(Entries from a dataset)
»»
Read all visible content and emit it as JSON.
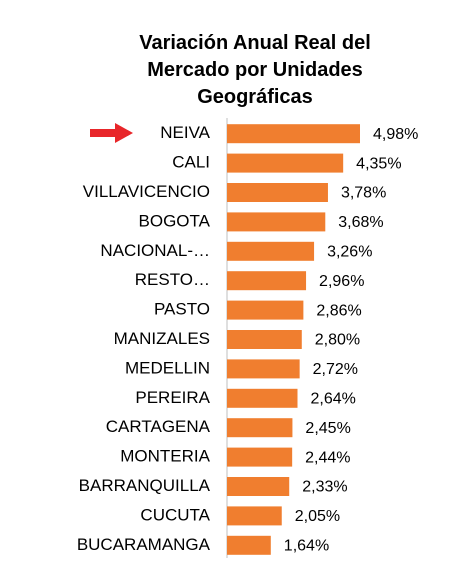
{
  "chart_data": {
    "type": "bar",
    "orientation": "horizontal",
    "title": "Variación Anual Real del Mercado por Unidades Geográficas",
    "categories": [
      "NEIVA",
      "CALI",
      "VILLAVICENCIO",
      "BOGOTA",
      "NACIONAL-…",
      "RESTO…",
      "PASTO",
      "MANIZALES",
      "MEDELLIN",
      "PEREIRA",
      "CARTAGENA",
      "MONTERIA",
      "BARRANQUILLA",
      "CUCUTA",
      "BUCARAMANGA"
    ],
    "values": [
      4.98,
      4.35,
      3.78,
      3.68,
      3.26,
      2.96,
      2.86,
      2.8,
      2.72,
      2.64,
      2.45,
      2.44,
      2.33,
      2.05,
      1.64
    ],
    "value_labels": [
      "4,98%",
      "4,35%",
      "3,78%",
      "3,68%",
      "3,26%",
      "2,96%",
      "2,86%",
      "2,80%",
      "2,72%",
      "2,64%",
      "2,45%",
      "2,44%",
      "2,33%",
      "2,05%",
      "1,64%"
    ],
    "color": "#f07e2f"
  }
}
««
*Brief*
Reproduce the material in its entirety and word for word, without the pictures.

*Worked solution*
Read all visible content and emit it as JSON.
{
  "chart_data": {
    "type": "bar",
    "orientation": "horizontal",
    "title": "Variación Anual Real del Mercado por Unidades Geográficas",
    "categories": [
      "NEIVA",
      "CALI",
      "VILLAVICENCIO",
      "BOGOTA",
      "NACIONAL-…",
      "RESTO…",
      "PASTO",
      "MANIZALES",
      "MEDELLIN",
      "PEREIRA",
      "CARTAGENA",
      "MONTERIA",
      "BARRANQUILLA",
      "CUCUTA",
      "BUCARAMANGA"
    ],
    "values": [
      4.98,
      4.35,
      3.78,
      3.68,
      3.26,
      2.96,
      2.86,
      2.8,
      2.72,
      2.64,
      2.45,
      2.44,
      2.33,
      2.05,
      1.64
    ],
    "value_labels": [
      "4,98%",
      "4,35%",
      "3,78%",
      "3,68%",
      "3,26%",
      "2,96%",
      "2,86%",
      "2,80%",
      "2,72%",
      "2,64%",
      "2,45%",
      "2,44%",
      "2,33%",
      "2,05%",
      "1,64%"
    ],
    "color": "#f07e2f"
  }
}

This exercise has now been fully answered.